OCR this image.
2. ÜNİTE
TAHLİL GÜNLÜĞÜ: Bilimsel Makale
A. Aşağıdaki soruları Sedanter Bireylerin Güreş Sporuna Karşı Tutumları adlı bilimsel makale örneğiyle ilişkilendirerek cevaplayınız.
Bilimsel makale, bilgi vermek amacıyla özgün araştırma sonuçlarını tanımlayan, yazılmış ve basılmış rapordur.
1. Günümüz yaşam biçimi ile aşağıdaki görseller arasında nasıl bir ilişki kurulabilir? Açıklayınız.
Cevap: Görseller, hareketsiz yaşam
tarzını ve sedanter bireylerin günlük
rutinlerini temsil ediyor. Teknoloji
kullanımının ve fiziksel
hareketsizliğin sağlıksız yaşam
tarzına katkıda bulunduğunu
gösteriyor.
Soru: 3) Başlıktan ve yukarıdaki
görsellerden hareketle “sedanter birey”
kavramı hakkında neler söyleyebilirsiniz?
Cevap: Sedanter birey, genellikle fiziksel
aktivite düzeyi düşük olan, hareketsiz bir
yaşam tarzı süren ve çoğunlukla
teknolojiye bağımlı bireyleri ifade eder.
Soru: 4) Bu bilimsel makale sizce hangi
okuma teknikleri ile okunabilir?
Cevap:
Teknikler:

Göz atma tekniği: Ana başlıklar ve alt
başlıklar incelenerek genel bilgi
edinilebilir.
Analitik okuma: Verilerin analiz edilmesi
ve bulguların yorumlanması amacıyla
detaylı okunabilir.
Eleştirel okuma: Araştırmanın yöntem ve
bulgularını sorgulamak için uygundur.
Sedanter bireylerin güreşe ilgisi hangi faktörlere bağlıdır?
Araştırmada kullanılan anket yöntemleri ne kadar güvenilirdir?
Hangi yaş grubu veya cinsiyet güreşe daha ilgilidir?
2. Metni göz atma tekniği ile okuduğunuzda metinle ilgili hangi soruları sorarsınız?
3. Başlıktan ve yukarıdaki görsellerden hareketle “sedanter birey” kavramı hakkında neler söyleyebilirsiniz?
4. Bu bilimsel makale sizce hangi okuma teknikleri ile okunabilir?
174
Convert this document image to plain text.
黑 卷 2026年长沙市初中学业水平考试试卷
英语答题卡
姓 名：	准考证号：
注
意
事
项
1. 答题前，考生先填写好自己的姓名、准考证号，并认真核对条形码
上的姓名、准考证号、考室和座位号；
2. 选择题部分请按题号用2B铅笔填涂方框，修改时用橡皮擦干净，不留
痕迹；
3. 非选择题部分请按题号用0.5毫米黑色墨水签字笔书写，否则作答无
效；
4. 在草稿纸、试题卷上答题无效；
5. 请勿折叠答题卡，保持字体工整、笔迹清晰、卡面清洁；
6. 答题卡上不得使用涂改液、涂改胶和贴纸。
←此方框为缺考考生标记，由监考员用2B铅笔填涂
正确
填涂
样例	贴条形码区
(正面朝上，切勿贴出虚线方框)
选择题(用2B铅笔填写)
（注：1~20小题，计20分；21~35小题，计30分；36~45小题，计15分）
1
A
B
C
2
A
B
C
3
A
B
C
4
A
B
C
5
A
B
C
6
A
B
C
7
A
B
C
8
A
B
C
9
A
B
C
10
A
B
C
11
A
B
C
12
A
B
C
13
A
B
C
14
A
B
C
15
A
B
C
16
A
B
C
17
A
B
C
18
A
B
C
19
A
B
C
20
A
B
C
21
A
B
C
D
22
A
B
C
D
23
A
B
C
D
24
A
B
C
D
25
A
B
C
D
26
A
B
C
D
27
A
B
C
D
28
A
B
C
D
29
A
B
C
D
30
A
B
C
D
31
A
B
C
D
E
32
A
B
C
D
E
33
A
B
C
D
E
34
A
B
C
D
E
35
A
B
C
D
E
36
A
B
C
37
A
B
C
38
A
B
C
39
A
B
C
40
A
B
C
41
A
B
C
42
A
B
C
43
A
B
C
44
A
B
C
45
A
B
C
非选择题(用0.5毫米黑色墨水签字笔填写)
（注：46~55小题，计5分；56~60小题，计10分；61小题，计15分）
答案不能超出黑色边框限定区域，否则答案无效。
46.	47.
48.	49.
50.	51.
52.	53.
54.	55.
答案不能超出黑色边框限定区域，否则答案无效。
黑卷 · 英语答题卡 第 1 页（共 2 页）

_____

#### Task requirements:
Set down each entry again, unchanged.

#### Solution for this task:
OCR this image.
2. ÜNİTE
TAHLİL GÜNLÜĞÜ: Bilimsel Makale
A. Aşağıdaki soruları Sedanter Bireylerin Güreş Sporuna Karşı Tutumları adlı bilimsel makale örneğiyle ilişkilendirerek cevaplayınız.
Bilimsel makale, bilgi vermek amacıyla özgün araştırma sonuçlarını tanımlayan, yazılmış ve basılmış rapordur.
1. Günümüz yaşam biçimi ile aşağıdaki görseller arasında nasıl bir ilişki kurulabilir? Açıklayınız.
Cevap: Görseller, hareketsiz yaşam
tarzını ve sedanter bireylerin günlük
rutinlerini temsil ediyor. Teknoloji
kullanımının ve fiziksel
hareketsizliğin sağlıksız yaşam
tarzına katkıda bulunduğunu
gösteriyor.
Soru: 3) Başlıktan ve yukarıdaki
görsellerden hareketle “sedanter birey”
kavramı hakkında neler söyleyebilirsiniz?
Cevap: Sedanter birey, genellikle fiziksel
aktivite düzeyi düşük olan, hareketsiz bir
yaşam tarzı süren ve çoğunlukla
teknolojiye bağımlı bireyleri ifade eder.
Soru: 4) Bu bilimsel makale sizce hangi
okuma teknikleri ile okunabilir?
Cevap:
Teknikler:

Göz atma tekniği: Ana başlıklar ve alt
başlıklar incelenerek genel bilgi
edinilebilir.
Analitik okuma: Verilerin analiz edilmesi
ve bulguların yorumlanması amacıyla
detaylı okunabilir.
Eleştirel okuma: Araştırmanın yöntem ve
bulgularını sorgulamak için uygundur.
Sedanter bireylerin güreşe ilgisi hangi faktörlere bağlıdır?
Araştırmada kullanılan anket yöntemleri ne kadar güvenilirdir?
Hangi yaş grubu veya cinsiyet güreşe daha ilgilidir?
2. Metni göz atma tekniği ile okuduğunuzda metinle ilgili hangi soruları sorarsınız?
3. Başlıktan ve yukarıdaki görsellerden hareketle “sedanter birey” kavramı hakkında neler söyleyebilirsiniz?
4. Bu bilimsel makale sizce hangi okuma teknikleri ile okunabilir?
174
Convert this document image to plain text.
黑 卷 2026年长沙市初中学业水平考试试卷
英语答题卡
姓 名：	准考证号：
注
意
事
项
1. 答题前，考生先填写好自己的姓名、准考证号，并认真核对条形码
上的姓名、准考证号、考室和座位号；
2. 选择题部分请按题号用2B铅笔填涂方框，修改时用橡皮擦干净，不留
痕迹；
3. 非选择题部分请按题号用0.5毫米黑色墨水签字笔书写，否则作答无
效；
4. 在草稿纸、试题卷上答题无效；
5. 请勿折叠答题卡，保持字体工整、笔迹清晰、卡面清洁；
6. 答题卡上不得使用涂改液、涂改胶和贴纸。
←此方框为缺考考生标记，由监考员用2B铅笔填涂
正确
填涂
样例	贴条形码区
(正面朝上，切勿贴出虚线方框)
选择题(用2B铅笔填写)
（注：1~20小题，计20分；21~35小题，计30分；36~45小题，计15分）
1
A
B
C
2
A
B
C
3
A
B
C
4
A
B
C
5
A
B
C
6
A
B
C
7
A
B
C
8
A
B
C
9
A
B
C
10
A
B
C
11
A
B
C
12
A
B
C
13
A
B
C
14
A
B
C
15
A
B
C
16
A
B
C
17
A
B
C
18
A
B
C
19
A
B
C
20
A
B
C
21
A
B
C
D
22
A
B
C
D
23
A
B
C
D
24
A
B
C
D
25
A
B
C
D
26
A
B
C
D
27
A
B
C
D
28
A
B
C
D
29
A
B
C
D
30
A
B
C
D
31
A
B
C
D
E
32
A
B
C
D
E
33
A
B
C
D
E
34
A
B
C
D
E
35
A
B
C
D
E
36
A
B
C
37
A
B
C
38
A
B
C
39
A
B
C
40
A
B
C
41
A
B
C
42
A
B
C
43
A
B
C
44
A
B
C
45
A
B
C
非选择题(用0.5毫米黑色墨水签字笔填写)
（注：46~55小题，计5分；56~60小题，计10分；61小题，计15分）
答案不能超出黑色边框限定区域，否则答案无效。
46.	47.
48.	49.
50.	51.
52.	53.
54.	55.
答案不能超出黑色边框限定区域，否则答案无效。
黑卷 · 英语答题卡 第 1 页（共 2 页）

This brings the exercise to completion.